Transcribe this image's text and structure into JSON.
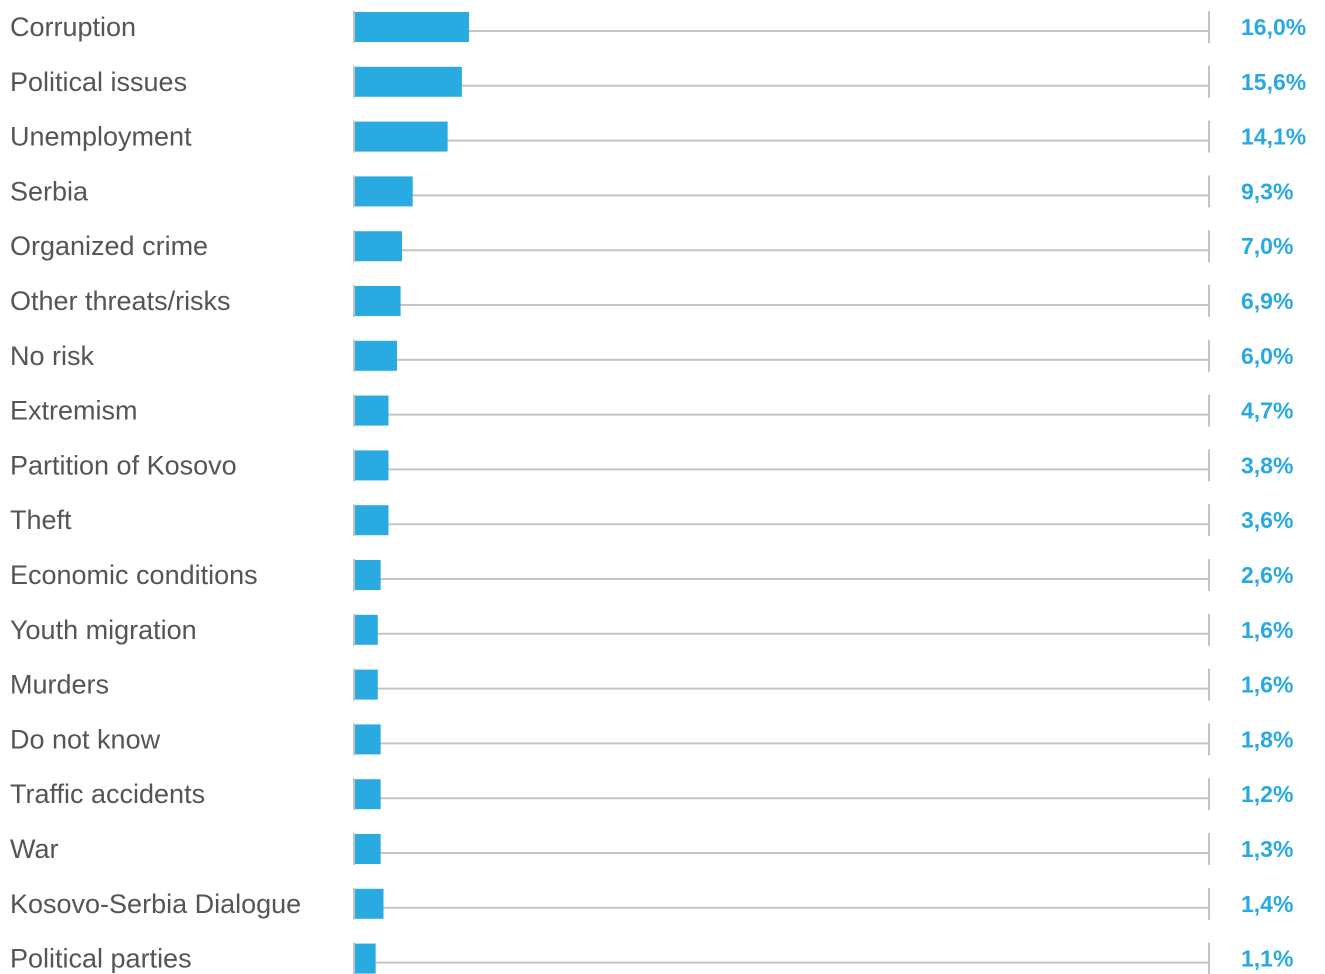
{
  "chart_data": {
    "type": "bar",
    "orientation": "horizontal",
    "categories": [
      "Corruption",
      "Political issues",
      "Unemployment",
      "Serbia",
      "Organized crime",
      "Other threats/risks",
      "No risk",
      "Extremism",
      "Partition of Kosovo",
      "Theft",
      "Economic conditions",
      "Youth migration",
      "Murders",
      "Do not know",
      "Traffic accidents",
      "War",
      "Kosovo-Serbia Dialogue",
      "Political parties"
    ],
    "values": [
      16.0,
      15.6,
      14.1,
      9.3,
      7.0,
      6.9,
      6.0,
      4.7,
      3.8,
      3.6,
      2.6,
      1.6,
      1.6,
      1.8,
      1.2,
      1.3,
      1.4,
      1.1
    ],
    "value_labels": [
      "16,0%",
      "15,6%",
      "14,1%",
      "9,3%",
      "7,0%",
      "6,9%",
      "6,0%",
      "4,7%",
      "3,8%",
      "3,6%",
      "2,6%",
      "1,6%",
      "1,6%",
      "1,8%",
      "1,2%",
      "1,3%",
      "1,4%",
      "1,1%"
    ],
    "bar_lengths_approx": [
      16.0,
      15.0,
      13.0,
      8.1,
      6.6,
      6.4,
      5.9,
      4.7,
      4.7,
      4.7,
      3.6,
      3.2,
      3.2,
      3.6,
      3.6,
      3.6,
      4.0,
      2.9
    ],
    "xlim": [
      0,
      120
    ],
    "colors": {
      "bar": "#29abe2",
      "value_text": "#29a9e1",
      "label_text": "#555555",
      "track": "#c4c4c4"
    }
  }
}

Task objective => Transcribe the complete set of entries verbatim. No pictures belong in the copy.

Problem solution =>
Transcribe this image's text and structure into JSON.
{
  "chart_data": {
    "type": "bar",
    "orientation": "horizontal",
    "categories": [
      "Corruption",
      "Political issues",
      "Unemployment",
      "Serbia",
      "Organized crime",
      "Other threats/risks",
      "No risk",
      "Extremism",
      "Partition of Kosovo",
      "Theft",
      "Economic conditions",
      "Youth migration",
      "Murders",
      "Do not know",
      "Traffic accidents",
      "War",
      "Kosovo-Serbia Dialogue",
      "Political parties"
    ],
    "values": [
      16.0,
      15.6,
      14.1,
      9.3,
      7.0,
      6.9,
      6.0,
      4.7,
      3.8,
      3.6,
      2.6,
      1.6,
      1.6,
      1.8,
      1.2,
      1.3,
      1.4,
      1.1
    ],
    "value_labels": [
      "16,0%",
      "15,6%",
      "14,1%",
      "9,3%",
      "7,0%",
      "6,9%",
      "6,0%",
      "4,7%",
      "3,8%",
      "3,6%",
      "2,6%",
      "1,6%",
      "1,6%",
      "1,8%",
      "1,2%",
      "1,3%",
      "1,4%",
      "1,1%"
    ],
    "bar_lengths_approx": [
      16.0,
      15.0,
      13.0,
      8.1,
      6.6,
      6.4,
      5.9,
      4.7,
      4.7,
      4.7,
      3.6,
      3.2,
      3.2,
      3.6,
      3.6,
      3.6,
      4.0,
      2.9
    ],
    "xlim": [
      0,
      120
    ],
    "colors": {
      "bar": "#29abe2",
      "value_text": "#29a9e1",
      "label_text": "#555555",
      "track": "#c4c4c4"
    }
  }
}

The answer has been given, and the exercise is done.